Collection entries
■ ■ ■ ■ ■ ■ ■
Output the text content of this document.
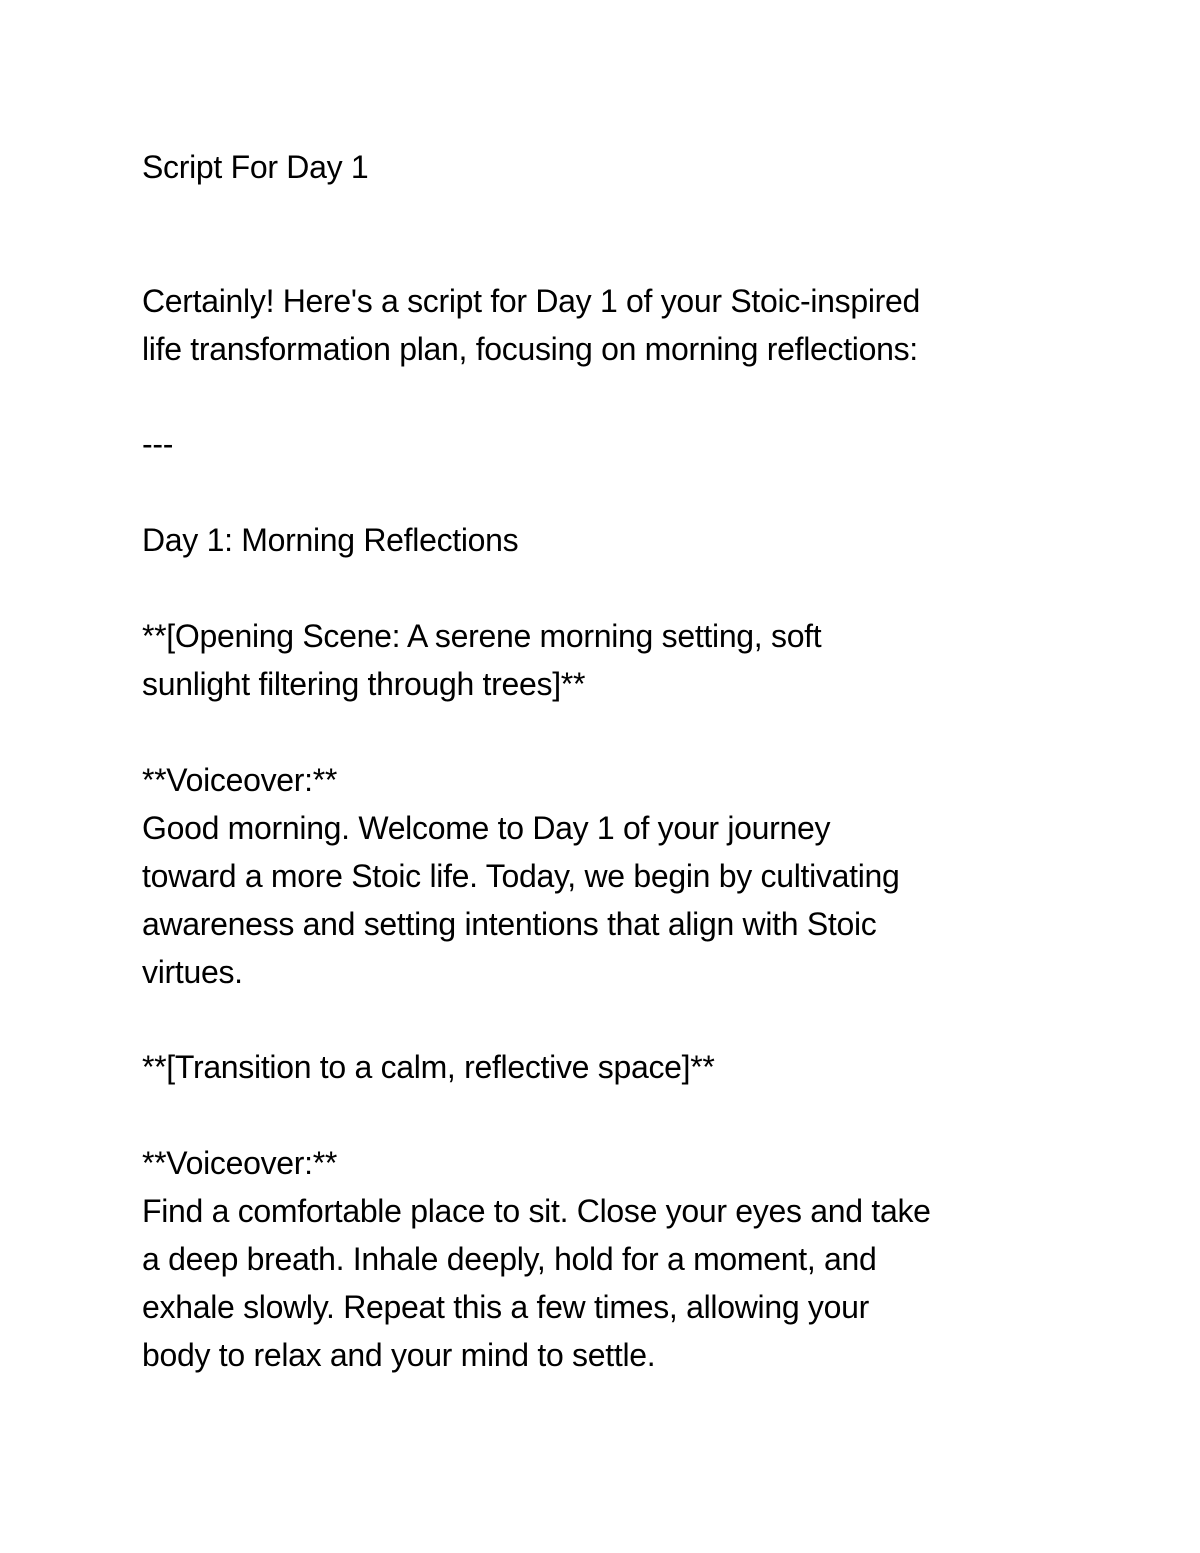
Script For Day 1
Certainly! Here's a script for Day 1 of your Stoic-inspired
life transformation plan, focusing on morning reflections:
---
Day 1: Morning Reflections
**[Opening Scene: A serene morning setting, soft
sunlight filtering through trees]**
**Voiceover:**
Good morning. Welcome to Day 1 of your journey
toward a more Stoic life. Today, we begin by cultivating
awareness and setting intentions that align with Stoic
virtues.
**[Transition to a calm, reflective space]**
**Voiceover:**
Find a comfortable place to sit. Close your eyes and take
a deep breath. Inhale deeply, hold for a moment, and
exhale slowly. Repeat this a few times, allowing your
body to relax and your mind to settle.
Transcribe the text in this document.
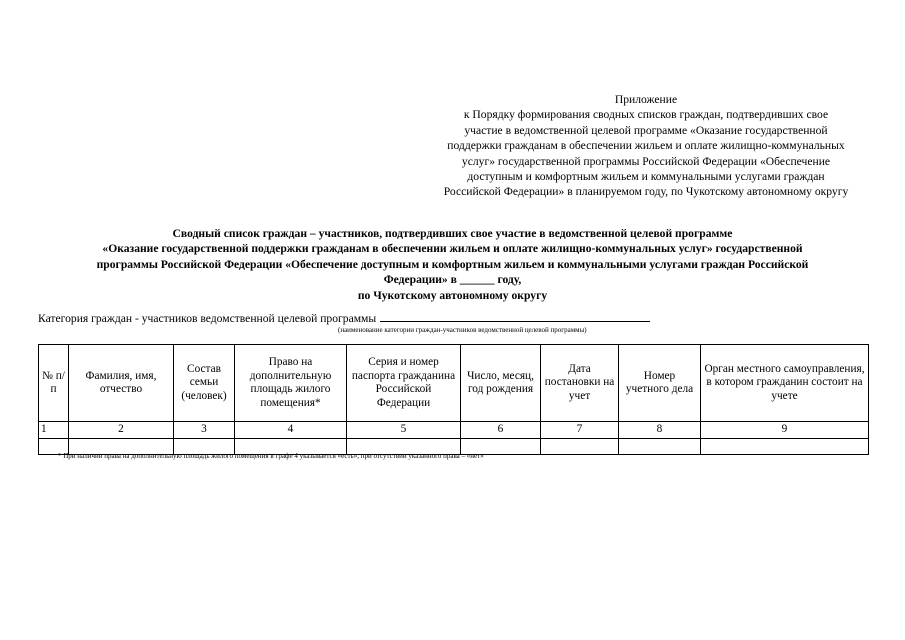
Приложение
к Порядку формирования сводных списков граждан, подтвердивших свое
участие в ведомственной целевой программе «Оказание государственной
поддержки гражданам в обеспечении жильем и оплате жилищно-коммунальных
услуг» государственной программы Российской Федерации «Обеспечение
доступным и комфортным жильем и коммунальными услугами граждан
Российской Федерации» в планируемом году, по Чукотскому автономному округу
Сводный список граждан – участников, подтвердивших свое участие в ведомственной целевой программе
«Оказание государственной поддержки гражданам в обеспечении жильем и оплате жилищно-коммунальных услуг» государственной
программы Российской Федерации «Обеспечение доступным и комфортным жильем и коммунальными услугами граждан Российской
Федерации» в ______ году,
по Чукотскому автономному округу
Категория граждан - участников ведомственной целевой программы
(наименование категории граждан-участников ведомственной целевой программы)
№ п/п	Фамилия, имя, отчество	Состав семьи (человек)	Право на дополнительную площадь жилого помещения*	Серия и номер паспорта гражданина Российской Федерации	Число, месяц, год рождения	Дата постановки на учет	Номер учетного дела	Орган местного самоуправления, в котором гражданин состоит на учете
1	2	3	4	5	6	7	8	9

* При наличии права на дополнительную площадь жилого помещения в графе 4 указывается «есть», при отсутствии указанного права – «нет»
■ ■ ■ ■ ■ ■ ■
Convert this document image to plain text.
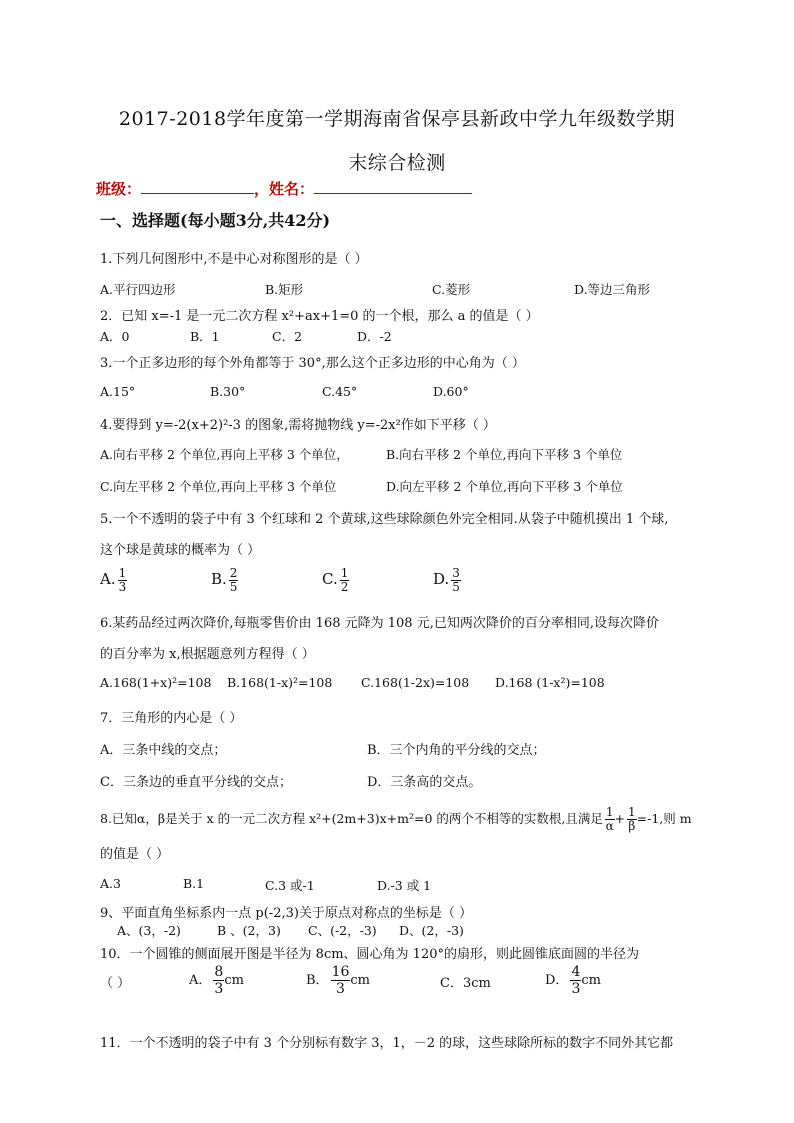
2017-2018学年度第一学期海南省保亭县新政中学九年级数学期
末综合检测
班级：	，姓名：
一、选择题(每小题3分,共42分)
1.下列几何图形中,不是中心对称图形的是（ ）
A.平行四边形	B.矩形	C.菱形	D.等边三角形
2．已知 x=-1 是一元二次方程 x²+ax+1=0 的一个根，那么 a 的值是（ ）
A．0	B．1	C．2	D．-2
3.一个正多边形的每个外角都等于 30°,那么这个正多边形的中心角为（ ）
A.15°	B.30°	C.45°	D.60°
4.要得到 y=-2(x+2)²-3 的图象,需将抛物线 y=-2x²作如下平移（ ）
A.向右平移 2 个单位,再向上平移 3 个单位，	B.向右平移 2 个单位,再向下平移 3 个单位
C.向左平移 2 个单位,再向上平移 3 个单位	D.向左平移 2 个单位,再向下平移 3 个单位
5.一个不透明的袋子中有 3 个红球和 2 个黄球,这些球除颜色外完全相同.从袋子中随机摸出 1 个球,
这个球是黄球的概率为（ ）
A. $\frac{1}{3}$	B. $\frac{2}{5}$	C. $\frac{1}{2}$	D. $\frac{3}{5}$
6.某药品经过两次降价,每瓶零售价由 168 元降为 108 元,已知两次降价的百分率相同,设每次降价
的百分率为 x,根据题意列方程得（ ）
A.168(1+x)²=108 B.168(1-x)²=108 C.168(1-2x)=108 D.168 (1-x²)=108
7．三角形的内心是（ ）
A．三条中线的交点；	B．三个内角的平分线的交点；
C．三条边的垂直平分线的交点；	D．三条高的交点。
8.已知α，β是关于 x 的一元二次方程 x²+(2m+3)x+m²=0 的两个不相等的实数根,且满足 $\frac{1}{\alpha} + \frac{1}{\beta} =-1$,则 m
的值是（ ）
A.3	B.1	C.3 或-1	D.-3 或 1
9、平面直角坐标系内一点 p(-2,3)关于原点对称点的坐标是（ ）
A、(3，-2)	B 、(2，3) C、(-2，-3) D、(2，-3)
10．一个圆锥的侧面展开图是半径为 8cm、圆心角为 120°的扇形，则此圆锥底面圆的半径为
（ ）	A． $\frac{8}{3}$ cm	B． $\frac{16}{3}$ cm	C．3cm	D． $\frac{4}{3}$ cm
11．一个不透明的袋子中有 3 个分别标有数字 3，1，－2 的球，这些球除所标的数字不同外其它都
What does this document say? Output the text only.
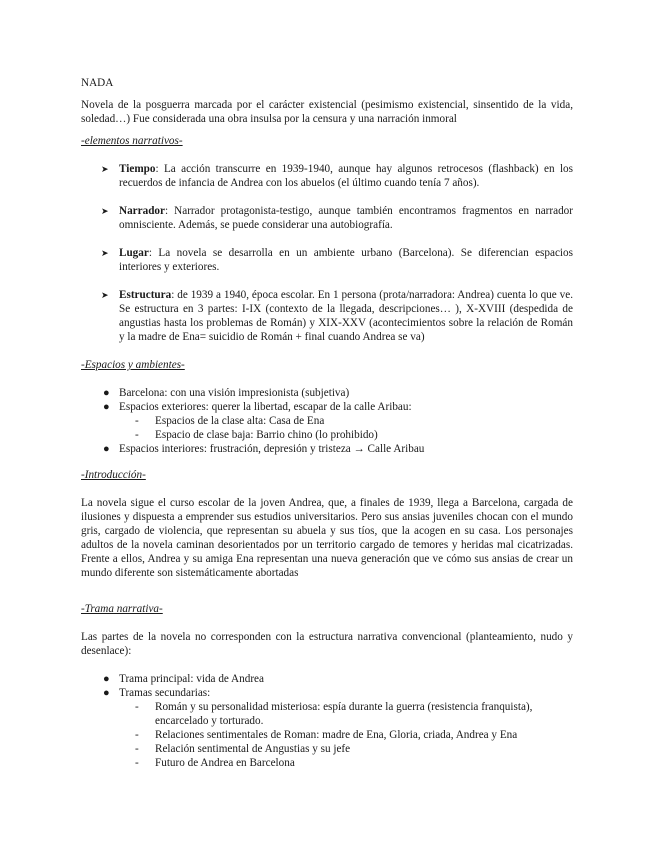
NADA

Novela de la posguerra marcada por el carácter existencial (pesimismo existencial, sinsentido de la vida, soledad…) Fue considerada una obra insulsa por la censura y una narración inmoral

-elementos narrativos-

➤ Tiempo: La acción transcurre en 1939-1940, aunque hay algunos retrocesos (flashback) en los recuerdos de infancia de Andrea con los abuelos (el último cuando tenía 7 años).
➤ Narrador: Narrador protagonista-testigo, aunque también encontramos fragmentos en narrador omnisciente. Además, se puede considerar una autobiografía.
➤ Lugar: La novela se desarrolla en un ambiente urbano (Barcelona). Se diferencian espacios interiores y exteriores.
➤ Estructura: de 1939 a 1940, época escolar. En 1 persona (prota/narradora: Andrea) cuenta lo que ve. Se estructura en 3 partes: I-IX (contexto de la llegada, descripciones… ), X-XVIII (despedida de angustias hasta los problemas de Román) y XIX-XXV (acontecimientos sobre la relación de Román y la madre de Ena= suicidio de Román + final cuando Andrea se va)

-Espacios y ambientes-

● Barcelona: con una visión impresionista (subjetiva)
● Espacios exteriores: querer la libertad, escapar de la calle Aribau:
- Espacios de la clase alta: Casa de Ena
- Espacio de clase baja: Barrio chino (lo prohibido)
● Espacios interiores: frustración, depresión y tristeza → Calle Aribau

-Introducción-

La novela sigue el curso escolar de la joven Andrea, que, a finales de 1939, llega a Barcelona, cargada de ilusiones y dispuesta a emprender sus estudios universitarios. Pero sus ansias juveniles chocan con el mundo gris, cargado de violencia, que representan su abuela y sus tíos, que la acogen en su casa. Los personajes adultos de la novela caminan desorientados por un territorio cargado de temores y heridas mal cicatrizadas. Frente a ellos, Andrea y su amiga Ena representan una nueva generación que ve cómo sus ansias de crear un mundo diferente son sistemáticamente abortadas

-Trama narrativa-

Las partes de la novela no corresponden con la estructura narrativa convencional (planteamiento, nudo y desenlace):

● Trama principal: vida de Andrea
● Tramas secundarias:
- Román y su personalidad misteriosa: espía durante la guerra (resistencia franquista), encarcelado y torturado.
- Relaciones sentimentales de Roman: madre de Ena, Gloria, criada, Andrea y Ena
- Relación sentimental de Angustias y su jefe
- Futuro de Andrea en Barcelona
■ ■ ■ ■ ■ ■ ■
### [Problem]
Return each line among the entries that holds the word "подтвердивших".

### [Answer to this task]
к Порядку формирования сводных списков граждан, подтвердивших свое
Сводный список граждан – участников, подтвердивших свое участие в ведомственной целевой программе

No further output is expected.